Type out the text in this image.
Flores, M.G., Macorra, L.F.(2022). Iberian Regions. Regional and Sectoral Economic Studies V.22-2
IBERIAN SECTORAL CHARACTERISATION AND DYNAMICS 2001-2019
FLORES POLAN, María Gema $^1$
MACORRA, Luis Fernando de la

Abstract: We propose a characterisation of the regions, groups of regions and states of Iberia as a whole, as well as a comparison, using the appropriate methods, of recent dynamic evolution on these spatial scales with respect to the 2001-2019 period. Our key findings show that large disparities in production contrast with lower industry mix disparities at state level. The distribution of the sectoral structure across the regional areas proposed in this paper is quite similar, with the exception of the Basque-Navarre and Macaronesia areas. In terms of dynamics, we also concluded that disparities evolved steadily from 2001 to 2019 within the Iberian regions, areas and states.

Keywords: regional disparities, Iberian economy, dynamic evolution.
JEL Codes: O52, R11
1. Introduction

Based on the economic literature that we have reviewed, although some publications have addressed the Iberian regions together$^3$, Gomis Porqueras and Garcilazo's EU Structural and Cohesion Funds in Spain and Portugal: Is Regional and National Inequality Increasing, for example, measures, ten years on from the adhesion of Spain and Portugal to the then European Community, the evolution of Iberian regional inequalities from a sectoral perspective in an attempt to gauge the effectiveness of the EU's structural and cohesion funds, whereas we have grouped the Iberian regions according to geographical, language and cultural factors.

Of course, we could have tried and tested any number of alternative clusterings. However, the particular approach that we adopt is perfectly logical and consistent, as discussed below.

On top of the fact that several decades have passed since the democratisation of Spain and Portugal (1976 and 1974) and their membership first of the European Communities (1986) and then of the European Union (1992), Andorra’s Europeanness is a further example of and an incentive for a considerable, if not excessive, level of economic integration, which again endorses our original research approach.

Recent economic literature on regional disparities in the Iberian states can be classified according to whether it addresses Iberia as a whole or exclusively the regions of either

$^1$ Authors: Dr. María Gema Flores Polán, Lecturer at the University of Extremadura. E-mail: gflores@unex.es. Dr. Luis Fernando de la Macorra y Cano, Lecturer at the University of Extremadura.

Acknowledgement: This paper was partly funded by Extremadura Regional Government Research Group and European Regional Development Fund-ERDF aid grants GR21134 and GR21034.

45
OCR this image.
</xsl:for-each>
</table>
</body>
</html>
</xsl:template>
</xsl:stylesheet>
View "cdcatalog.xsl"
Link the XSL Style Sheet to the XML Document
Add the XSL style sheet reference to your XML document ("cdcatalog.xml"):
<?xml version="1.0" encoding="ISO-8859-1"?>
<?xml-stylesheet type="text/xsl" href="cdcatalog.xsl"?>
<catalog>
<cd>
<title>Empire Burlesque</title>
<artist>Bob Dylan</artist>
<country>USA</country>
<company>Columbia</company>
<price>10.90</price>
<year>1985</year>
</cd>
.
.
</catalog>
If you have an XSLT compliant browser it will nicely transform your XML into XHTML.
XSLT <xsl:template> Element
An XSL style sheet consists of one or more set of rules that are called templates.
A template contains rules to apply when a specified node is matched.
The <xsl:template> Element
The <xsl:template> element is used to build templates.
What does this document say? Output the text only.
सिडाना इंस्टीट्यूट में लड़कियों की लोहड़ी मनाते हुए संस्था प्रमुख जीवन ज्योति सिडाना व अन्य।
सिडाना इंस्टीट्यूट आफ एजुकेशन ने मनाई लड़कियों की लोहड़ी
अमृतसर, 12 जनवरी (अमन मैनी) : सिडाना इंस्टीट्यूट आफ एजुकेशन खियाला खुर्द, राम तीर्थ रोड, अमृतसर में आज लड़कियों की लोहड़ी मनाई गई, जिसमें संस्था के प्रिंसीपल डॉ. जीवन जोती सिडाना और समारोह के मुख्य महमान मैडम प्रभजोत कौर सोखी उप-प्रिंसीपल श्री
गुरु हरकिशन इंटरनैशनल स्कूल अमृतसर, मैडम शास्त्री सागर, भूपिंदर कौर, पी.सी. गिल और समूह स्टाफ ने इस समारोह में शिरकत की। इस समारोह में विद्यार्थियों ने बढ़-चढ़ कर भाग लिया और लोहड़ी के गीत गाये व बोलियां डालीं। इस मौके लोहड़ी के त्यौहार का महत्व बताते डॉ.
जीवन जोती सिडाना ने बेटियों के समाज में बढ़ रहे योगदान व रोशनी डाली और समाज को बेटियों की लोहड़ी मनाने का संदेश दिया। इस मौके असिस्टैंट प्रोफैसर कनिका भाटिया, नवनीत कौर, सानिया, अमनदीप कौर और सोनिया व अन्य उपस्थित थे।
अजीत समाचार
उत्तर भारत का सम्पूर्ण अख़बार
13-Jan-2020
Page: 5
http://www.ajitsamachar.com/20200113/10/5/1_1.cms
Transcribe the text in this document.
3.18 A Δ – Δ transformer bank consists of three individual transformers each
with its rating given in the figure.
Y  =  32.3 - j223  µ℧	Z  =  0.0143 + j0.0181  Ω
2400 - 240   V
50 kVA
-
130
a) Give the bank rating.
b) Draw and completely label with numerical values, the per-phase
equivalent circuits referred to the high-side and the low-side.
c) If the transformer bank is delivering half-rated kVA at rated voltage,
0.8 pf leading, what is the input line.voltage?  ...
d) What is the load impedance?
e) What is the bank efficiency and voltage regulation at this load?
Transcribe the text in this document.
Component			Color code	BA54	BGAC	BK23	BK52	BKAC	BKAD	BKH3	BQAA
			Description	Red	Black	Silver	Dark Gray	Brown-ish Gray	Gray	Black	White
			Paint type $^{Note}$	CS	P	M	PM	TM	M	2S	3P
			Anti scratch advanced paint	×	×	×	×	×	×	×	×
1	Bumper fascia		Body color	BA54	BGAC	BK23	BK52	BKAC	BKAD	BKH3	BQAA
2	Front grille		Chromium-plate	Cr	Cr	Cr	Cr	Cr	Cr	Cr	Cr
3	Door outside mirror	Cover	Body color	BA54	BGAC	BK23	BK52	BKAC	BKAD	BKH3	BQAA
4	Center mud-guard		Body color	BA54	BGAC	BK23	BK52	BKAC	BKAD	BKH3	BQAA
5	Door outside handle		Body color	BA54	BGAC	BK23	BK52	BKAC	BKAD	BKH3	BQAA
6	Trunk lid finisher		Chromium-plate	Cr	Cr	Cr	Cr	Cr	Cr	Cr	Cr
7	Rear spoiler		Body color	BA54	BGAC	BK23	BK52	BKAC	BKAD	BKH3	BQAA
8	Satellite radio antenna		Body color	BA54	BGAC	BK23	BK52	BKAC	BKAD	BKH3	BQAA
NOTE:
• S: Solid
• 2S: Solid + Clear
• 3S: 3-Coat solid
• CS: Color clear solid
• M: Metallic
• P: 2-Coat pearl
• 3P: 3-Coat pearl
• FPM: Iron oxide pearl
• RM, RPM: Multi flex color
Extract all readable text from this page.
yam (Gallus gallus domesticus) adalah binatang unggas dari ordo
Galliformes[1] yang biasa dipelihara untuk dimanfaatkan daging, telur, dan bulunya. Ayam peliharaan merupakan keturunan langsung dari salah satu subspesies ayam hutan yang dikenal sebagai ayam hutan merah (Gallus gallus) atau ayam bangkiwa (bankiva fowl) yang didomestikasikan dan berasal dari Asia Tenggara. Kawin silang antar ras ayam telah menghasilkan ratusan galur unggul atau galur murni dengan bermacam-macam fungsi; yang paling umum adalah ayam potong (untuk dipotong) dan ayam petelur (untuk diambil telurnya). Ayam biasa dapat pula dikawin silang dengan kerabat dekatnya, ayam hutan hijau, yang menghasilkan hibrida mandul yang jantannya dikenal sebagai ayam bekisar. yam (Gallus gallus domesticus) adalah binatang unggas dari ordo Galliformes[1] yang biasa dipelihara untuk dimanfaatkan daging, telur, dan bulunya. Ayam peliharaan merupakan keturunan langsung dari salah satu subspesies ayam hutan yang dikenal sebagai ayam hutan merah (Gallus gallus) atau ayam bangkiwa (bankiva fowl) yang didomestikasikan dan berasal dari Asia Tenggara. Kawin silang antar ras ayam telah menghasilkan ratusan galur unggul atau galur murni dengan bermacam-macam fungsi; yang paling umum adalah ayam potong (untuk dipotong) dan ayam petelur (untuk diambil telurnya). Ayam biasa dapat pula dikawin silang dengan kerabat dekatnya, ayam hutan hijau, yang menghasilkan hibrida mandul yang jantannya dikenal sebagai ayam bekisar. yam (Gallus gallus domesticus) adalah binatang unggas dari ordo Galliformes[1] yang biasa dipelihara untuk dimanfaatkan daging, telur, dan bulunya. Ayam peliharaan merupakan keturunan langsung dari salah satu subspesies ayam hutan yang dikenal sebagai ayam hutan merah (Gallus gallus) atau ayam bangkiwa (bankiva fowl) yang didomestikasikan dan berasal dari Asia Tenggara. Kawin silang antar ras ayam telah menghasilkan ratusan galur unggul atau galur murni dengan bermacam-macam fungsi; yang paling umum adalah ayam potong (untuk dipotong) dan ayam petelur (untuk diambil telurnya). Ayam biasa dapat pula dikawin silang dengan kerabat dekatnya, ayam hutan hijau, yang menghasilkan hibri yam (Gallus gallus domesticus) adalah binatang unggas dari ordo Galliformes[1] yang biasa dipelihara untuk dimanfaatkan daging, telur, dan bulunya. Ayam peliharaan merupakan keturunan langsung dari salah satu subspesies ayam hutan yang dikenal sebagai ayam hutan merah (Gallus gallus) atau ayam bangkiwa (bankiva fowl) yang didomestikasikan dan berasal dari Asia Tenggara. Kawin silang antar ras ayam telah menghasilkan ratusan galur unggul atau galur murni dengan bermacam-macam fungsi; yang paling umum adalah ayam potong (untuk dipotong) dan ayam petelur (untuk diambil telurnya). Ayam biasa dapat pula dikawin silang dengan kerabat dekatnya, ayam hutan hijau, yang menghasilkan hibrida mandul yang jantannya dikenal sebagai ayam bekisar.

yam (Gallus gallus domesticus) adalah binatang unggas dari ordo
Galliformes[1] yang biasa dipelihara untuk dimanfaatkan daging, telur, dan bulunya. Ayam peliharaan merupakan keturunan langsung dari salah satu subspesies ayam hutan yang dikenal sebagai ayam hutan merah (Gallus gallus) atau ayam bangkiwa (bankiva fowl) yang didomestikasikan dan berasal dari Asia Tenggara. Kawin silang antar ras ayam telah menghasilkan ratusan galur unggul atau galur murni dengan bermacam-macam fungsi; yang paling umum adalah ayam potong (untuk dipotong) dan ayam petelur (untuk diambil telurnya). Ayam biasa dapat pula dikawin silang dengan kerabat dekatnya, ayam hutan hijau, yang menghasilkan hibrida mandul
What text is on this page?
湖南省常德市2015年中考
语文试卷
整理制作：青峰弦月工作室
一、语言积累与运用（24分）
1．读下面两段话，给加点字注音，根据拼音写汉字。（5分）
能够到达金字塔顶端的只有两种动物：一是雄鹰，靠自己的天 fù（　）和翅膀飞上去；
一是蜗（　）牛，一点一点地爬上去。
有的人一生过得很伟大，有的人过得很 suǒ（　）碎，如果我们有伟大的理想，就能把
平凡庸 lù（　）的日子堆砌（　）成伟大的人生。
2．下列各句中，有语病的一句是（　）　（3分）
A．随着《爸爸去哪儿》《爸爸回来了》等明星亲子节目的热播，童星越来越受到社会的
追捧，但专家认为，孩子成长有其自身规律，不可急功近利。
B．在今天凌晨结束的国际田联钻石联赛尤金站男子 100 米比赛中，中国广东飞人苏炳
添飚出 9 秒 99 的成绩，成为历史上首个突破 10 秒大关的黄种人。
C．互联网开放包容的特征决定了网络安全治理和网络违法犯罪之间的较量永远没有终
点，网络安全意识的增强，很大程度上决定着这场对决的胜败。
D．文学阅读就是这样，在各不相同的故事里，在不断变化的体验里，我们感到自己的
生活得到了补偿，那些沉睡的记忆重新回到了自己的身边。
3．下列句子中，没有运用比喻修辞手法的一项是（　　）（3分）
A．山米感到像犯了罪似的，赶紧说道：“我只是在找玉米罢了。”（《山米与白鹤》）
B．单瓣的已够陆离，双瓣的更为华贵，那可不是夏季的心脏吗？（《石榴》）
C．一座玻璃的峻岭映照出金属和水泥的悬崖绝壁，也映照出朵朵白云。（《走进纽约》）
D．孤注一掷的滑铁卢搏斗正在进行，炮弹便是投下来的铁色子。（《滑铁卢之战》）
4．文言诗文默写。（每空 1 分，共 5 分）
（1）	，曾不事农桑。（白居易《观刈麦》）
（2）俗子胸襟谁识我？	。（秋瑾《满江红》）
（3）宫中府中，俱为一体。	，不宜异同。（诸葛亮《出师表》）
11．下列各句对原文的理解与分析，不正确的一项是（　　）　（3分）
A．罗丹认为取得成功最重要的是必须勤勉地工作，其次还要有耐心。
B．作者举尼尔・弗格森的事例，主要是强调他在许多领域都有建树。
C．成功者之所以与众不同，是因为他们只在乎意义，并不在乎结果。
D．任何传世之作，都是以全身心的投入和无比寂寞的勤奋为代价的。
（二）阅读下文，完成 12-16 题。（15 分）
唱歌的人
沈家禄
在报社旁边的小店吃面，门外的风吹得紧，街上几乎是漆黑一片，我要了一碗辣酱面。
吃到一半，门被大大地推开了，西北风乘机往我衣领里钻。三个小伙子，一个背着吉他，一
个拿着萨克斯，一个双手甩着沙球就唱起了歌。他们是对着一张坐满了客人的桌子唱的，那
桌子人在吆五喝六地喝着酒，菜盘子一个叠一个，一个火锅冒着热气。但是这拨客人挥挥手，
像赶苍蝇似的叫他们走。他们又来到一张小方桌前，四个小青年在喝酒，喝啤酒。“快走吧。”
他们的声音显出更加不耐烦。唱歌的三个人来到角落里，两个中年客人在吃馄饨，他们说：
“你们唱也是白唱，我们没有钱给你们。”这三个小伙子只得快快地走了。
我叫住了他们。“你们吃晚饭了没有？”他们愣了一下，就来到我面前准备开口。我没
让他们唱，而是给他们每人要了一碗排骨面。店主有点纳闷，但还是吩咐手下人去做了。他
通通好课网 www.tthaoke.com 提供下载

⁂

What you will do: Using the listing, say how many lines include the word "load", and add nothing else.

Result of this task: 2